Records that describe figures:
--------------------

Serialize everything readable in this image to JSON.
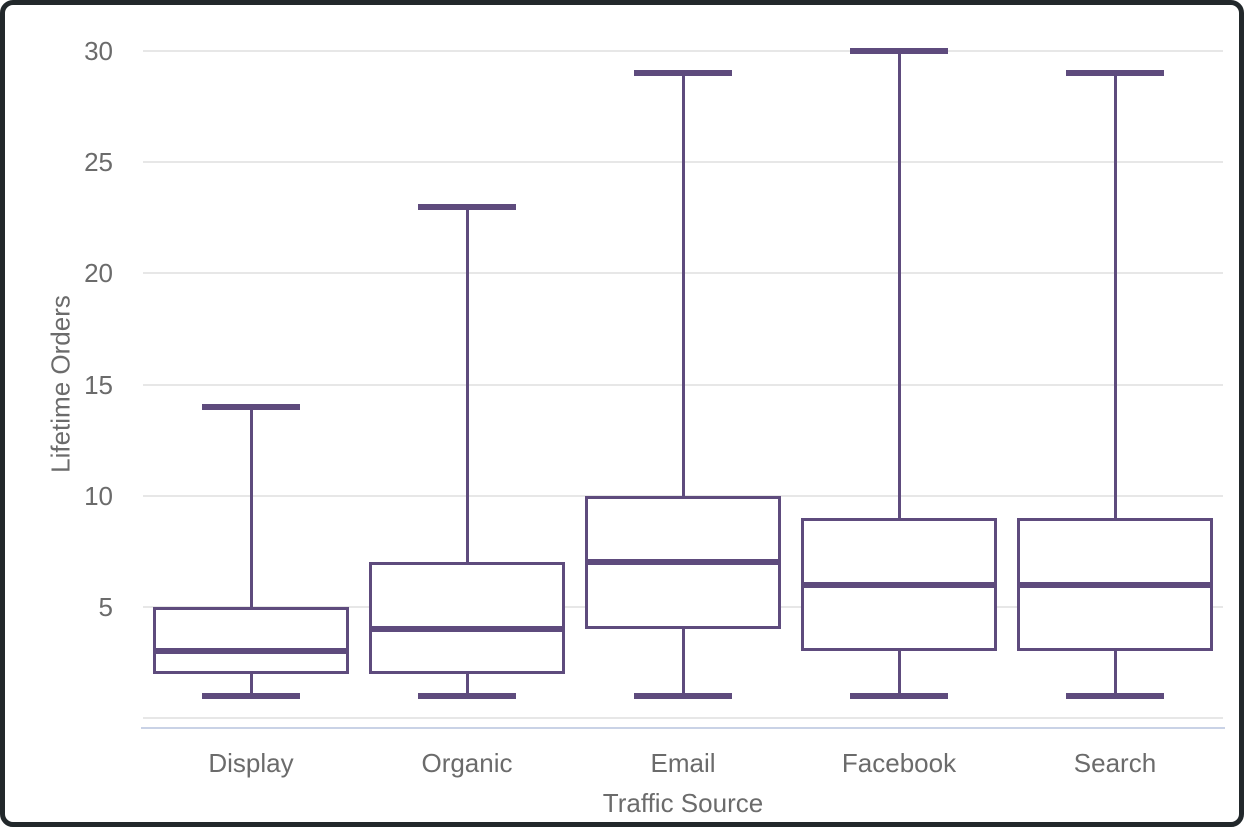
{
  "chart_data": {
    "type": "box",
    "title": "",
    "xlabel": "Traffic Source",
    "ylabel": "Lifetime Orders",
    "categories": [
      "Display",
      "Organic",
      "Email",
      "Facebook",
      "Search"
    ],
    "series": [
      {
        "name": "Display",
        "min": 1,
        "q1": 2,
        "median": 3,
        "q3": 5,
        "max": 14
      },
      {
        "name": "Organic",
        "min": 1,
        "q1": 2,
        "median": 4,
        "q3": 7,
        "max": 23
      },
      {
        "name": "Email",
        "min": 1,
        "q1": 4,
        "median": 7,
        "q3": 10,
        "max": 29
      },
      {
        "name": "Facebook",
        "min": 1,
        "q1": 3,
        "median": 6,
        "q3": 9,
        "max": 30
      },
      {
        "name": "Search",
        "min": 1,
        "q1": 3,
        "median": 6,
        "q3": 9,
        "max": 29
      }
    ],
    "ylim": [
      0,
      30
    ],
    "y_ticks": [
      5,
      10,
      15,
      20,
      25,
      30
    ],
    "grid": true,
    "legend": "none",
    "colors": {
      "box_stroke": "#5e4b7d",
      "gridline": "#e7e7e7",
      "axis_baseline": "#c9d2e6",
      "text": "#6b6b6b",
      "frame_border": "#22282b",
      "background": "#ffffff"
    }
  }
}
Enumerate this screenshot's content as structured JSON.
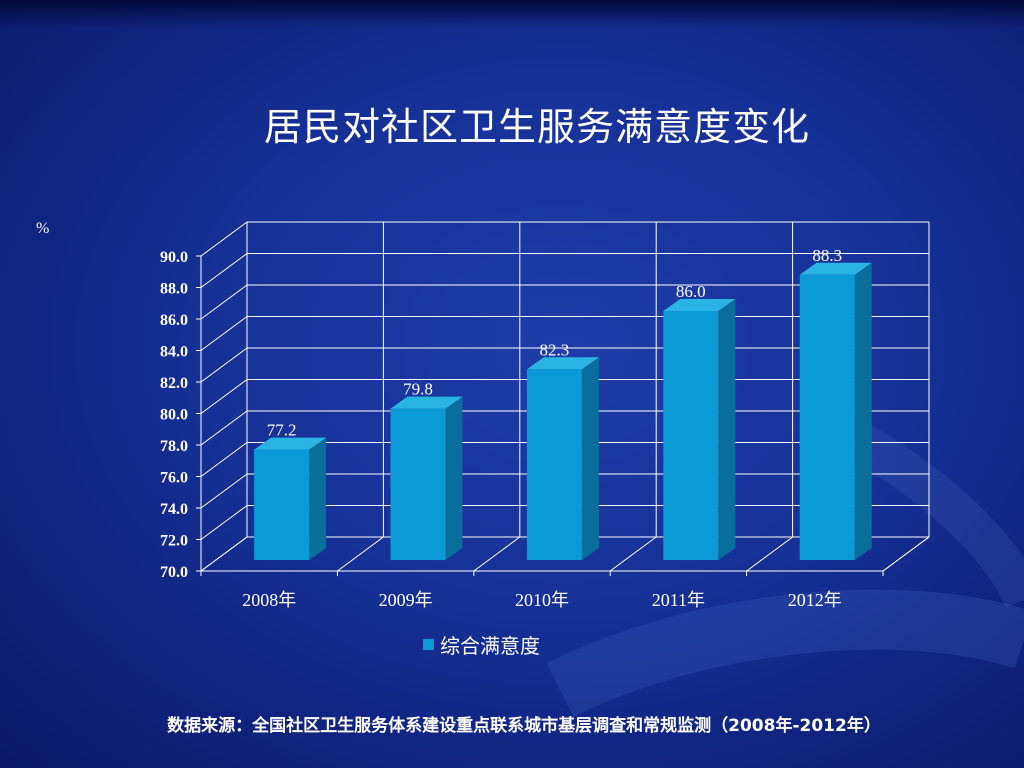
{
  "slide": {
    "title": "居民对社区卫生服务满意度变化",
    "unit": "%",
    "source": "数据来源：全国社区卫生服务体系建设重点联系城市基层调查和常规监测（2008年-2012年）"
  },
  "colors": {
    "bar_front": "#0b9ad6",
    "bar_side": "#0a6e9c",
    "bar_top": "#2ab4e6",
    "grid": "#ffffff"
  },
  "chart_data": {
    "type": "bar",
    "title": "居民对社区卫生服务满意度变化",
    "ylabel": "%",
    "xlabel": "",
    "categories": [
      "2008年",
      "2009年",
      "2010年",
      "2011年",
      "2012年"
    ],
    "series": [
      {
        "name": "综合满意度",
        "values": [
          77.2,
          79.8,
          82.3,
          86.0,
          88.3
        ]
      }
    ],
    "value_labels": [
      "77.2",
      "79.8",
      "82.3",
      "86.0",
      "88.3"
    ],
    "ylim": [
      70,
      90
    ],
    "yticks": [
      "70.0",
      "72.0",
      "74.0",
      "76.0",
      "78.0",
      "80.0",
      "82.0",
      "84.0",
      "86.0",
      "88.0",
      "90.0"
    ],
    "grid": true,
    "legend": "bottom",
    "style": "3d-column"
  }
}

--------------------

■ **Task prompt**
Exclude the pictures, and output exactly the lines from the one with "Enumerate this screenshot's" through the last line of the records, both included.

■ **Response**
Enumerate this screenshot's content as structured JSON.
{
  "slide": {
    "title": "居民对社区卫生服务满意度变化",
    "unit": "%",
    "source": "数据来源：全国社区卫生服务体系建设重点联系城市基层调查和常规监测（2008年-2012年）"
  },
  "colors": {
    "bar_front": "#0b9ad6",
    "bar_side": "#0a6e9c",
    "bar_top": "#2ab4e6",
    "grid": "#ffffff"
  },
  "chart_data": {
    "type": "bar",
    "title": "居民对社区卫生服务满意度变化",
    "ylabel": "%",
    "xlabel": "",
    "categories": [
      "2008年",
      "2009年",
      "2010年",
      "2011年",
      "2012年"
    ],
    "series": [
      {
        "name": "综合满意度",
        "values": [
          77.2,
          79.8,
          82.3,
          86.0,
          88.3
        ]
      }
    ],
    "value_labels": [
      "77.2",
      "79.8",
      "82.3",
      "86.0",
      "88.3"
    ],
    "ylim": [
      70,
      90
    ],
    "yticks": [
      "70.0",
      "72.0",
      "74.0",
      "76.0",
      "78.0",
      "80.0",
      "82.0",
      "84.0",
      "86.0",
      "88.0",
      "90.0"
    ],
    "grid": true,
    "legend": "bottom",
    "style": "3d-column"
  }
}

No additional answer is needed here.